**What is being asked:**
Reproduce verbatim the lines of the records from the one containing "1292, 913, 1382]" through the one containing "244, 913, 310]", both included.
------ Dataset ------
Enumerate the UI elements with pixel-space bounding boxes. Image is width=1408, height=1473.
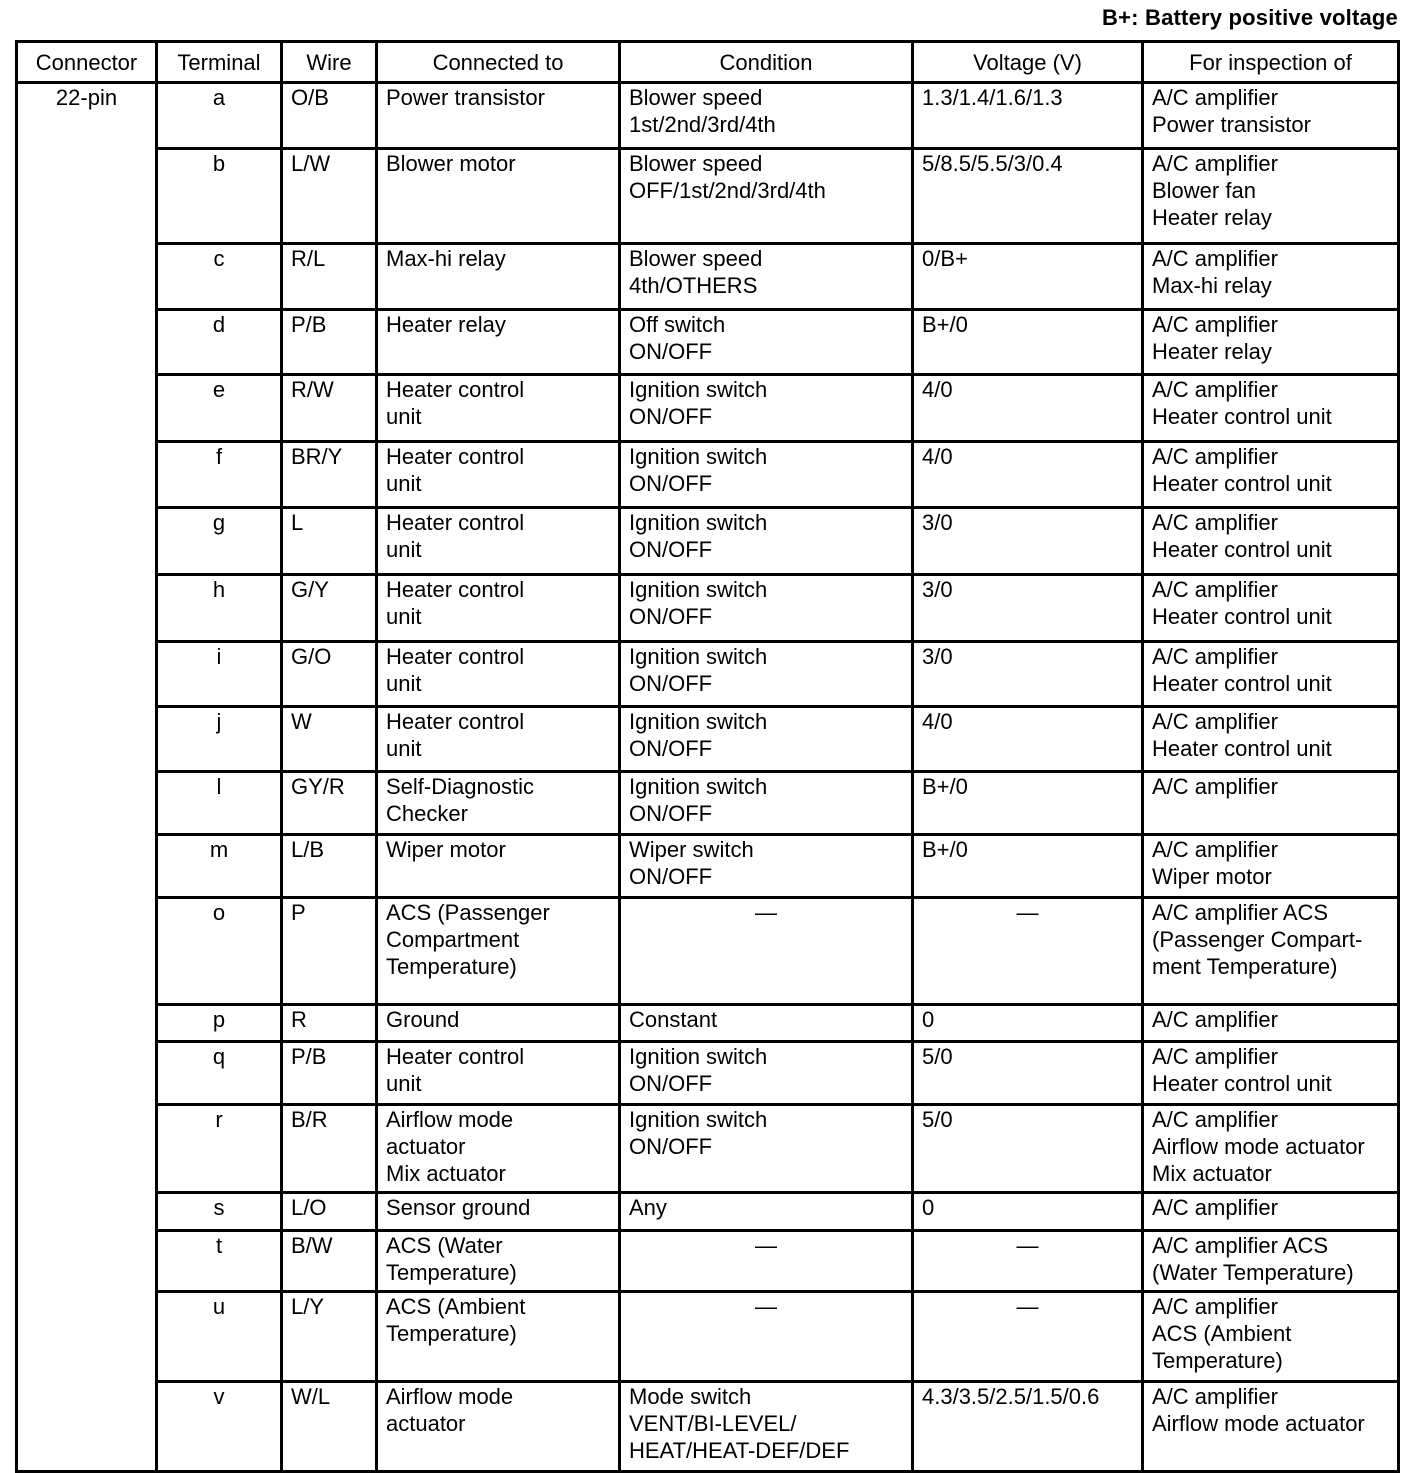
condition-cell: —	[620, 1292, 913, 1382]
condition-cell: Ignition switch ON/OFF	[620, 707, 913, 772]
wire-cell: R/W	[282, 375, 377, 442]
table-row	[17, 1231, 1399, 1292]
inspection-cell: A/C amplifier Max-hi relay	[1143, 244, 1399, 310]
condition-cell: Blower speed 4th/OTHERS	[620, 244, 913, 310]
terminal-cell: v	[157, 1382, 282, 1472]
inspection-cell: A/C amplifier Heater control unit	[1143, 707, 1399, 772]
table-header	[17, 42, 1399, 83]
table-row	[17, 1105, 1399, 1193]
voltage-cell: 3/0	[913, 642, 1143, 707]
condition-cell: Ignition switch ON/OFF	[620, 1105, 913, 1193]
table-row	[17, 375, 1399, 442]
wire-cell: L/B	[282, 835, 377, 898]
table-row	[17, 835, 1399, 898]
wire-cell: B/R	[282, 1105, 377, 1193]
voltage-cell: 4/0	[913, 707, 1143, 772]
wire-cell: L	[282, 508, 377, 575]
terminal-cell: h	[157, 575, 282, 642]
condition-cell: Any	[620, 1193, 913, 1231]
wire-cell: W/L	[282, 1382, 377, 1472]
voltage-cell: B+/0	[913, 835, 1143, 898]
condition-cell: Ignition switch ON/OFF	[620, 375, 913, 442]
condition-cell: Ignition switch ON/OFF	[620, 508, 913, 575]
terminal-cell: m	[157, 835, 282, 898]
inspection-cell: A/C amplifier	[1143, 772, 1399, 835]
inspection-cell: A/C amplifier Power transistor	[1143, 83, 1399, 149]
table-row	[17, 83, 1399, 149]
wire-cell: P/B	[282, 1042, 377, 1105]
table-row	[17, 898, 1399, 1005]
header-voltage: Voltage (V)	[913, 42, 1143, 83]
wire-cell: G/O	[282, 642, 377, 707]
condition-cell: Ignition switch ON/OFF	[620, 575, 913, 642]
wire-cell: L/Y	[282, 1292, 377, 1382]
condition-cell: Ignition switch ON/OFF	[620, 772, 913, 835]
voltage-cell: 4/0	[913, 442, 1143, 508]
condition-cell: Constant	[620, 1005, 913, 1042]
wire-cell: P	[282, 898, 377, 1005]
connected-to-cell: ACS (Passenger Compartment Temperature)	[377, 898, 620, 1005]
battery-voltage-note: B+: Battery positive voltage	[1102, 5, 1398, 30]
wire-cell: L/W	[282, 149, 377, 244]
header-wire: Wire	[282, 42, 377, 83]
terminal-cell: l	[157, 772, 282, 835]
condition-cell: —	[620, 1231, 913, 1292]
voltage-cell: B+/0	[913, 772, 1143, 835]
table-row	[17, 310, 1399, 375]
terminal-cell: p	[157, 1005, 282, 1042]
connector-terminal-table	[15, 40, 1400, 1473]
voltage-cell: 3/0	[913, 508, 1143, 575]
header-connected-to: Connected to	[377, 42, 620, 83]
wire-cell: BR/Y	[282, 442, 377, 508]
connected-to-cell: Heater control unit	[377, 642, 620, 707]
condition-cell: —	[620, 898, 913, 1005]
inspection-cell: A/C amplifier Heater relay	[1143, 310, 1399, 375]
inspection-cell: A/C amplifier Blower fan Heater relay	[1143, 149, 1399, 244]
connected-to-cell: Heater relay	[377, 310, 620, 375]
connected-to-cell: Heater control unit	[377, 508, 620, 575]
connected-to-cell: Ground	[377, 1005, 620, 1042]
condition-cell: Blower speed 1st/2nd/3rd/4th	[620, 83, 913, 149]
connected-to-cell: ACS (Ambient Temperature)	[377, 1292, 620, 1382]
table-row	[17, 508, 1399, 575]
inspection-cell: A/C amplifier ACS (Passenger Compart- ment Temperature)	[1143, 898, 1399, 1005]
terminal-cell: r	[157, 1105, 282, 1193]
voltage-cell: 1.3/1.4/1.6/1.3	[913, 83, 1143, 149]
table-row	[17, 442, 1399, 508]
connected-to-cell: Heater control unit	[377, 375, 620, 442]
wire-cell: W	[282, 707, 377, 772]
wire-cell: G/Y	[282, 575, 377, 642]
connected-to-cell: Airflow mode actuator	[377, 1382, 620, 1472]
condition-cell: Ignition switch ON/OFF	[620, 442, 913, 508]
connected-to-cell: Heater control unit	[377, 707, 620, 772]
inspection-cell: A/C amplifier Heater control unit	[1143, 575, 1399, 642]
wire-cell: O/B	[282, 83, 377, 149]
inspection-cell: A/C amplifier Airflow mode actuator	[1143, 1382, 1399, 1472]
voltage-cell: —	[913, 898, 1143, 1005]
connector-cell: 22-pin	[17, 83, 157, 1472]
table-row	[17, 707, 1399, 772]
terminal-cell: u	[157, 1292, 282, 1382]
connected-to-cell: Self-Diagnostic Checker	[377, 772, 620, 835]
terminal-cell: q	[157, 1042, 282, 1105]
table-row	[17, 1193, 1399, 1231]
wire-cell: R	[282, 1005, 377, 1042]
inspection-cell: A/C amplifier ACS (Ambient Temperature)	[1143, 1292, 1399, 1382]
inspection-cell: A/C amplifier ACS (Water Temperature)	[1143, 1231, 1399, 1292]
table-row	[17, 575, 1399, 642]
terminal-cell: i	[157, 642, 282, 707]
terminal-cell: a	[157, 83, 282, 149]
voltage-cell: —	[913, 1231, 1143, 1292]
table-row	[17, 642, 1399, 707]
table-row	[17, 772, 1399, 835]
condition-cell: Ignition switch ON/OFF	[620, 642, 913, 707]
wire-cell: R/L	[282, 244, 377, 310]
inspection-cell: A/C amplifier Heater control unit	[1143, 1042, 1399, 1105]
connected-to-cell: Airflow mode actuator Mix actuator	[377, 1105, 620, 1193]
voltage-cell: 5/0	[913, 1042, 1143, 1105]
inspection-cell: A/C amplifier	[1143, 1005, 1399, 1042]
inspection-cell: A/C amplifier	[1143, 1193, 1399, 1231]
wire-cell: GY/R	[282, 772, 377, 835]
voltage-cell: 3/0	[913, 575, 1143, 642]
connected-to-cell: Sensor ground	[377, 1193, 620, 1231]
inspection-cell: A/C amplifier Heater control unit	[1143, 442, 1399, 508]
wire-cell: L/O	[282, 1193, 377, 1231]
voltage-cell: B+/0	[913, 310, 1143, 375]
connected-to-cell: Heater control unit	[377, 1042, 620, 1105]
voltage-cell: 5/0	[913, 1105, 1143, 1193]
connected-to-cell: Heater control unit	[377, 575, 620, 642]
voltage-cell: 0	[913, 1005, 1143, 1042]
header-connector: Connector	[17, 42, 157, 83]
voltage-cell: 4/0	[913, 375, 1143, 442]
connected-to-cell: ACS (Water Temperature)	[377, 1231, 620, 1292]
voltage-cell: 0	[913, 1193, 1143, 1231]
table-row	[17, 1292, 1399, 1382]
condition-cell: Mode switch VENT/BI-LEVEL/ HEAT/HEAT-DEF/DEF	[620, 1382, 913, 1472]
header-inspection: For inspection of	[1143, 42, 1399, 83]
condition-cell: Blower speed OFF/1st/2nd/3rd/4th	[620, 149, 913, 244]
table-body	[17, 83, 1399, 1472]
inspection-cell: A/C amplifier Heater control unit	[1143, 642, 1399, 707]
terminal-cell: j	[157, 707, 282, 772]
inspection-cell: A/C amplifier Airflow mode actuator Mix actuator	[1143, 1105, 1399, 1193]
table-row	[17, 1042, 1399, 1105]
terminal-cell: s	[157, 1193, 282, 1231]
header-terminal: Terminal	[157, 42, 282, 83]
terminal-cell: b	[157, 149, 282, 244]
terminal-cell: t	[157, 1231, 282, 1292]
terminal-cell: g	[157, 508, 282, 575]
condition-cell: Wiper switch ON/OFF	[620, 835, 913, 898]
voltage-cell: 5/8.5/5.5/3/0.4	[913, 149, 1143, 244]
condition-cell: Off switch ON/OFF	[620, 310, 913, 375]
inspection-cell: A/C amplifier Heater control unit	[1143, 375, 1399, 442]
connected-to-cell: Blower motor	[377, 149, 620, 244]
connected-to-cell: Heater control unit	[377, 442, 620, 508]
table-row	[17, 149, 1399, 244]
table-row	[17, 244, 1399, 310]
wire-cell: B/W	[282, 1231, 377, 1292]
inspection-cell: A/C amplifier Heater control unit	[1143, 508, 1399, 575]
connected-to-cell: Max-hi relay	[377, 244, 620, 310]
header-condition: Condition	[620, 42, 913, 83]
connected-to-cell: Power transistor	[377, 83, 620, 149]
terminal-cell: f	[157, 442, 282, 508]
terminal-cell: o	[157, 898, 282, 1005]
table-row	[17, 1005, 1399, 1042]
inspection-cell: A/C amplifier Wiper motor	[1143, 835, 1399, 898]
condition-cell: Ignition switch ON/OFF	[620, 1042, 913, 1105]
terminal-cell: c	[157, 244, 282, 310]
terminal-cell: d	[157, 310, 282, 375]
wire-cell: P/B	[282, 310, 377, 375]
voltage-cell: 0/B+	[913, 244, 1143, 310]
voltage-cell: —	[913, 1292, 1143, 1382]
voltage-cell: 4.3/3.5/2.5/1.5/0.6	[913, 1382, 1143, 1472]
connected-to-cell: Wiper motor	[377, 835, 620, 898]
terminal-cell: e	[157, 375, 282, 442]
table-row	[17, 1382, 1399, 1472]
------
**Result below:**
condition-cell: —	[620, 1292, 913, 1382]
condition-cell: Ignition switch ON/OFF	[620, 707, 913, 772]
wire-cell: R/W	[282, 375, 377, 442]
table-row	[17, 1231, 1399, 1292]
inspection-cell: A/C amplifier Max-hi relay	[1143, 244, 1399, 310]
condition-cell: Blower speed 4th/OTHERS	[620, 244, 913, 310]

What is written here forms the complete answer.